- _SOURCE_
It was alleged that on the further hearing before the register and receiver of the Seattle Land Office on December 16, 1904, the evidence conclusively showed that the improvements, including the dwelling house and residence of Carter, were all situated on Lot 2 of said Section 2, Township 27 north, Range 10 east; that said Lot 2 is located in and is a part of the Northwest Quarter of the Northwest Quarter of said section, and that the east line of said lot is located a quarter of a mile west of the west line of the Northeast Quarter of Section 2; that the evidence taken at the hearing further showed that at some time prior to said hearing Carter had constructed or taken part in the construction of a trail up Trout Creek and extending over and across a part of the Northeast Quarter of Section 2; that about the year 1899 there had been constructed on the northwesterly part of the Northeast Quarter of Section 2 a small stable or barn and that Carter had at times used said stable or barn for storage purposes; and that upon the evidence taken at said rehearing the register and receiver of said Seattle Land Office held and decided, on January 21, 1905, that all of said Carter's improvements were located on said Lot 2 of said Section 2.

- _RECORDED DATA_

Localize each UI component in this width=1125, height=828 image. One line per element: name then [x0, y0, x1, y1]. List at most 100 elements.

- _EXERCISES TO COMPLETE_
1) Answer these from the land office text:
(a) On what date was the further hearing before the register and receiver held?
(b) About what year was the small stable or barn built?
(c) On what date did the register and receiver decide where Carter's improvements were located?
2) Please list every date or year mentioned in the land office text.
The data shown here was taken from a separate source.

- _ANSWERS TO THE PROBLEMS_
1)
(a) December 16, 1904
(b) About 1899
(c) January 21, 1905

2)
December 16, 1904
About 1899
January 21, 1905